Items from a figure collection
---*---

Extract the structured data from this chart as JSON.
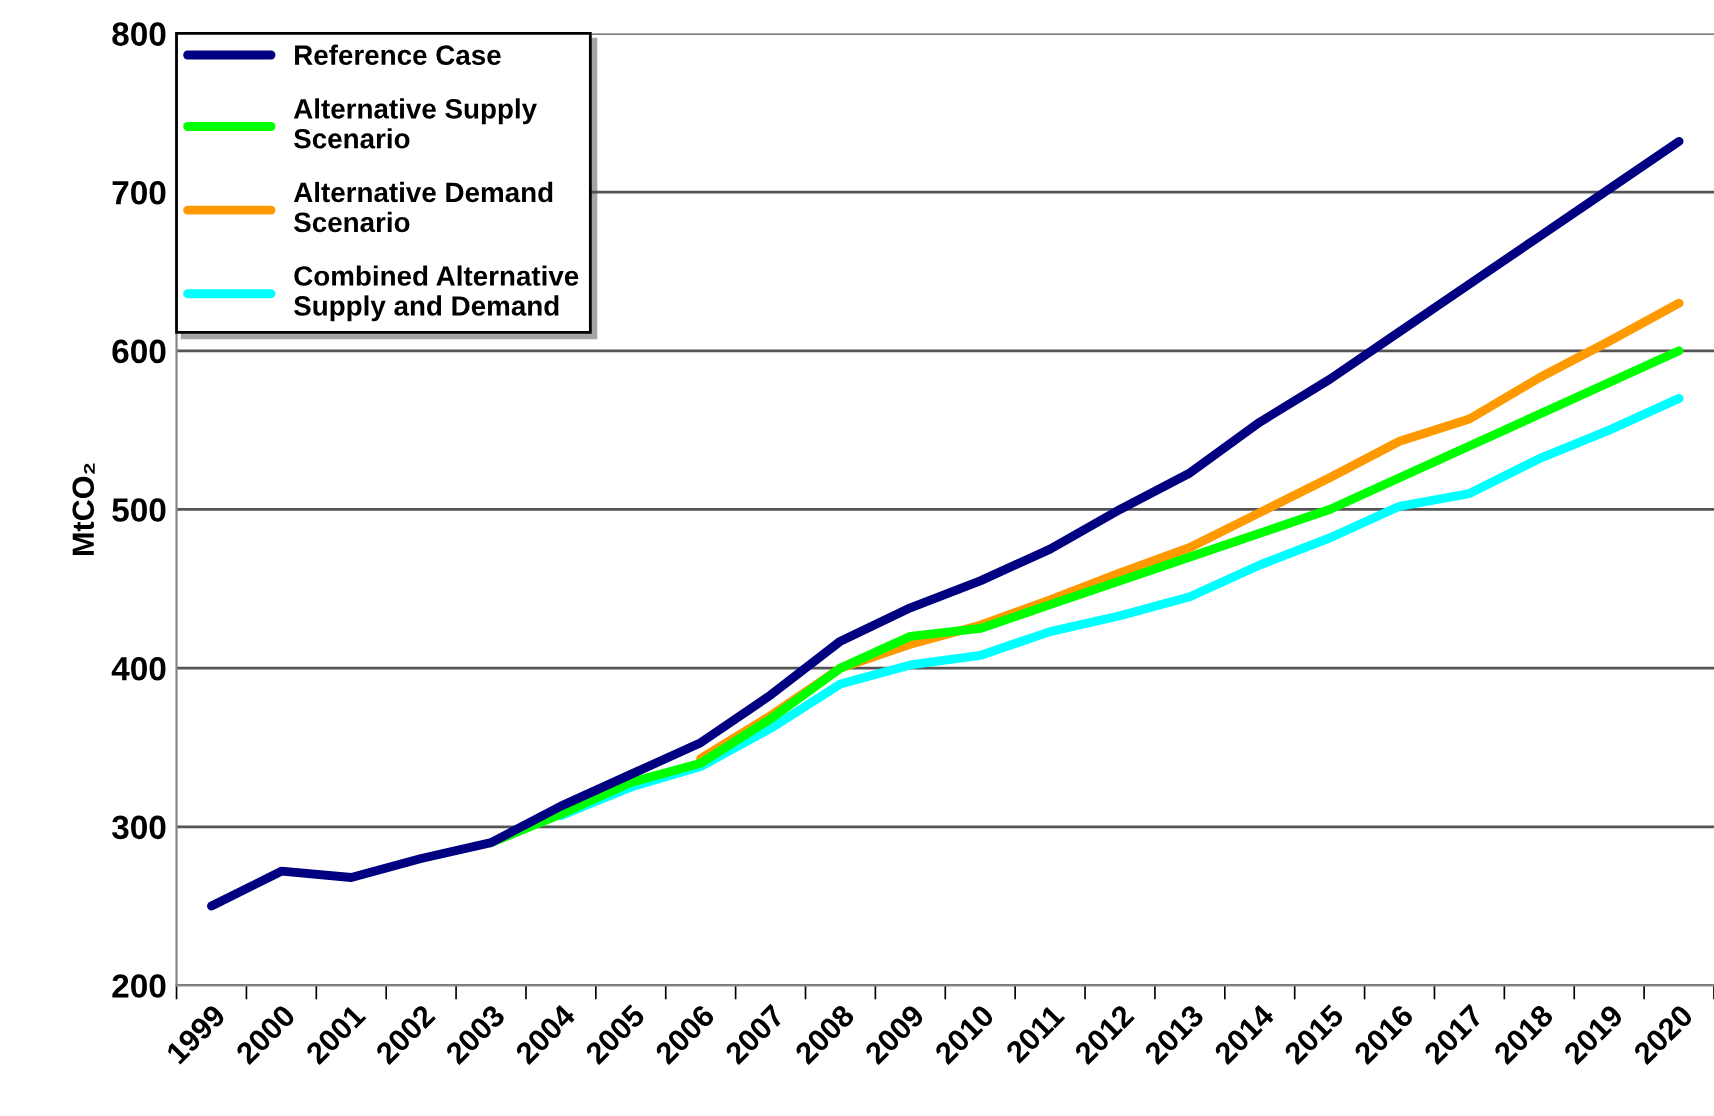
{
  "chart_data": {
    "type": "line",
    "ylabel": "MtCO₂",
    "categories": [
      "1999",
      "2000",
      "2001",
      "2002",
      "2003",
      "2004",
      "2005",
      "2006",
      "2007",
      "2008",
      "2009",
      "2010",
      "2011",
      "2012",
      "2013",
      "2014",
      "2015",
      "2016",
      "2017",
      "2018",
      "2019",
      "2020"
    ],
    "series": [
      {
        "name": "Reference Case",
        "color": "#000080",
        "values": [
          250,
          272,
          268,
          280,
          290,
          313,
          333,
          353,
          383,
          417,
          438,
          455,
          475,
          500,
          523,
          555,
          582,
          612,
          642,
          672,
          702,
          732
        ]
      },
      {
        "name": "Alternative Supply\nScenario",
        "color": "#00ff00",
        "values": [
          null,
          null,
          null,
          null,
          290,
          308,
          328,
          340,
          368,
          400,
          420,
          425,
          440,
          455,
          470,
          485,
          500,
          520,
          540,
          560,
          580,
          600
        ]
      },
      {
        "name": "Alternative Demand\nScenario",
        "color": "#ff9900",
        "values": [
          null,
          null,
          null,
          null,
          null,
          null,
          null,
          343,
          370,
          400,
          415,
          427,
          443,
          460,
          476,
          498,
          520,
          543,
          557,
          583,
          606,
          630
        ]
      },
      {
        "name": "Combined Alternative\nSupply and Demand",
        "color": "#00ffff",
        "values": [
          null,
          null,
          null,
          null,
          null,
          307,
          325,
          338,
          362,
          390,
          402,
          408,
          423,
          433,
          445,
          465,
          482,
          502,
          510,
          532,
          550,
          570
        ]
      }
    ],
    "ylim": [
      200,
      800
    ],
    "yticks": [
      200,
      300,
      400,
      500,
      600,
      700,
      800
    ],
    "grid": "y",
    "legend": "top left",
    "marker": "none",
    "line_style": "solid"
  }
}
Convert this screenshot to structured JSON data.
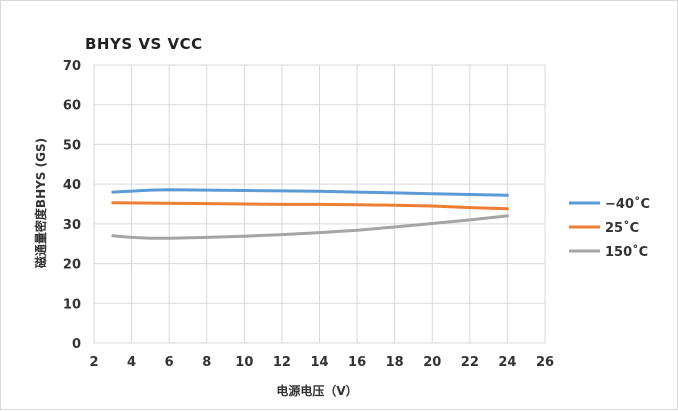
{
  "chart_data": {
    "type": "line",
    "title": "BHYS  VS  VCC",
    "xlabel": "电源电压（V）",
    "ylabel": "磁通量密度BHYS (GS)",
    "xlim": [
      2,
      26
    ],
    "ylim": [
      0,
      70
    ],
    "xticks": [
      2,
      4,
      6,
      8,
      10,
      12,
      14,
      16,
      18,
      20,
      22,
      24,
      26
    ],
    "yticks": [
      0,
      10,
      20,
      30,
      40,
      50,
      60,
      70
    ],
    "grid": true,
    "legend_position": "right",
    "series": [
      {
        "name": "−40˚C",
        "color": "#5b9bd5",
        "x": [
          3,
          5,
          6,
          8,
          10,
          12,
          14,
          16,
          18,
          20,
          22,
          24
        ],
        "y": [
          38.0,
          38.5,
          38.6,
          38.5,
          38.4,
          38.3,
          38.2,
          38.0,
          37.8,
          37.6,
          37.4,
          37.2
        ]
      },
      {
        "name": "25˚C",
        "color": "#ed7d31",
        "x": [
          3,
          6,
          8,
          10,
          12,
          14,
          16,
          18,
          20,
          22,
          24
        ],
        "y": [
          35.3,
          35.2,
          35.1,
          35.0,
          34.9,
          34.9,
          34.8,
          34.7,
          34.5,
          34.1,
          33.8
        ]
      },
      {
        "name": "150˚C",
        "color": "#a5a5a5",
        "x": [
          3,
          4,
          5,
          6,
          8,
          10,
          12,
          14,
          16,
          18,
          20,
          22,
          24
        ],
        "y": [
          27.0,
          26.6,
          26.4,
          26.4,
          26.6,
          26.9,
          27.3,
          27.8,
          28.4,
          29.2,
          30.1,
          31.0,
          32.0
        ]
      }
    ]
  }
}
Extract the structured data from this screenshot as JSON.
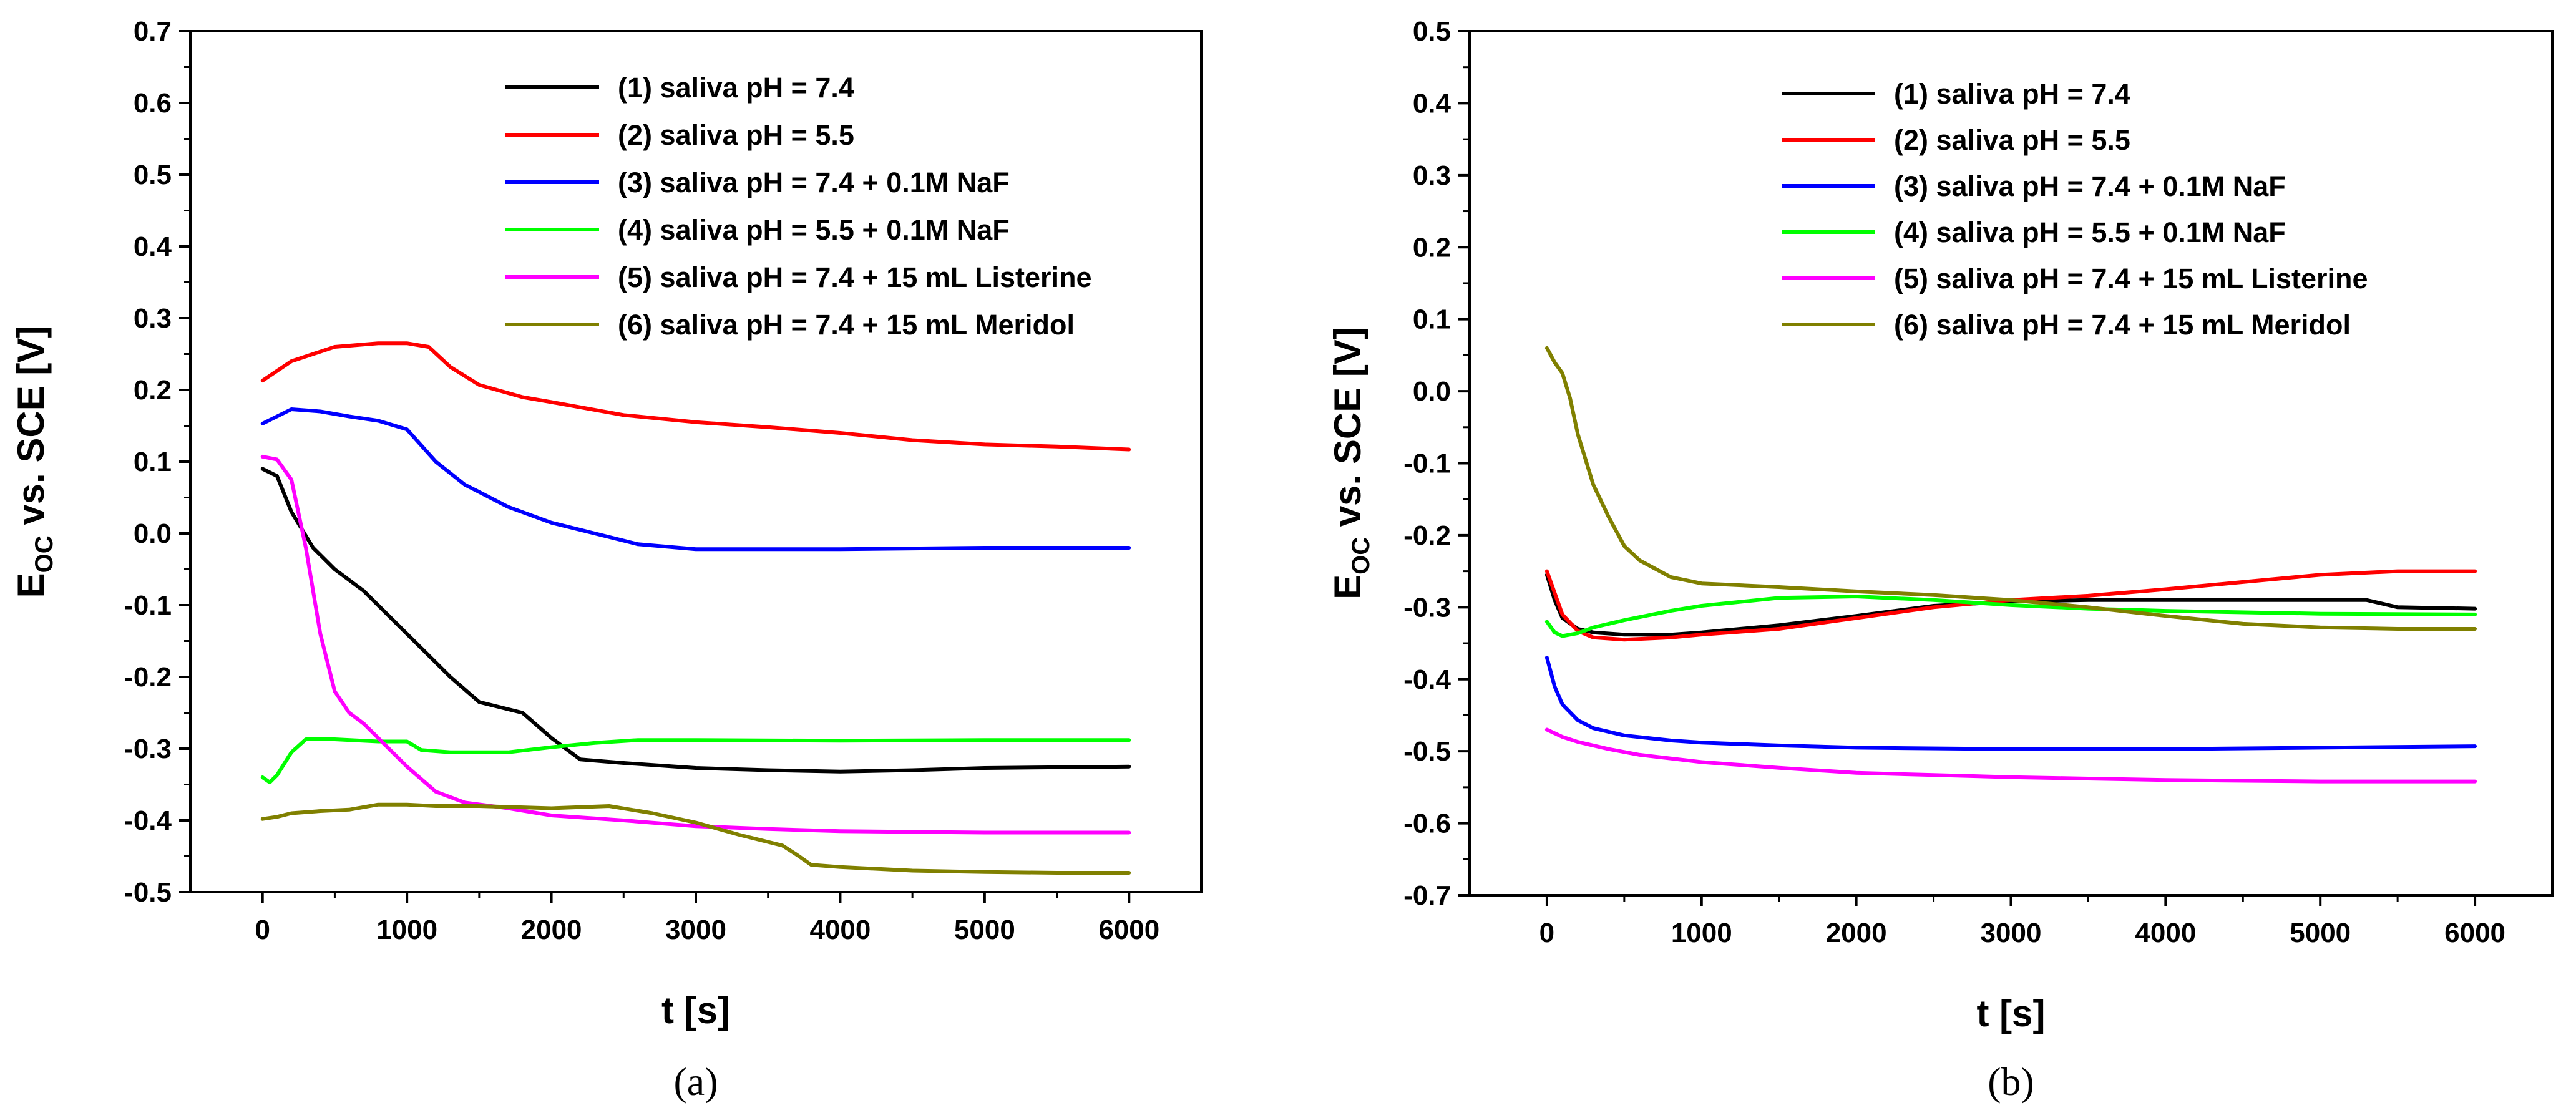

---*---

Written problem => Leave out every picture, and repeat word for word only the lines from the one holding "Convert this screenshot" through the end of the entries above, both ends included.

The solution =>
Convert this screenshot to structured JSON data.
{
  "chart_data": {
    "type": "line",
    "title": "BHYS  VS  VCC",
    "xlabel": "电源电压（V）",
    "ylabel": "磁通量密度BHYS (GS)",
    "xlim": [
      2,
      26
    ],
    "ylim": [
      0,
      70
    ],
    "xticks": [
      2,
      4,
      6,
      8,
      10,
      12,
      14,
      16,
      18,
      20,
      22,
      24,
      26
    ],
    "yticks": [
      0,
      10,
      20,
      30,
      40,
      50,
      60,
      70
    ],
    "grid": true,
    "legend_position": "right",
    "series": [
      {
        "name": "−40˚C",
        "color": "#5b9bd5",
        "x": [
          3,
          5,
          6,
          8,
          10,
          12,
          14,
          16,
          18,
          20,
          22,
          24
        ],
        "y": [
          38.0,
          38.5,
          38.6,
          38.5,
          38.4,
          38.3,
          38.2,
          38.0,
          37.8,
          37.6,
          37.4,
          37.2
        ]
      },
      {
        "name": "25˚C",
        "color": "#ed7d31",
        "x": [
          3,
          6,
          8,
          10,
          12,
          14,
          16,
          18,
          20,
          22,
          24
        ],
        "y": [
          35.3,
          35.2,
          35.1,
          35.0,
          34.9,
          34.9,
          34.8,
          34.7,
          34.5,
          34.1,
          33.8
        ]
      },
      {
        "name": "150˚C",
        "color": "#a5a5a5",
        "x": [
          3,
          4,
          5,
          6,
          8,
          10,
          12,
          14,
          16,
          18,
          20,
          22,
          24
        ],
        "y": [
          27.0,
          26.6,
          26.4,
          26.4,
          26.6,
          26.9,
          27.3,
          27.8,
          28.4,
          29.2,
          30.1,
          31.0,
          32.0
        ]
      }
    ]
  }
}
Extract the structured data from this screenshot as JSON.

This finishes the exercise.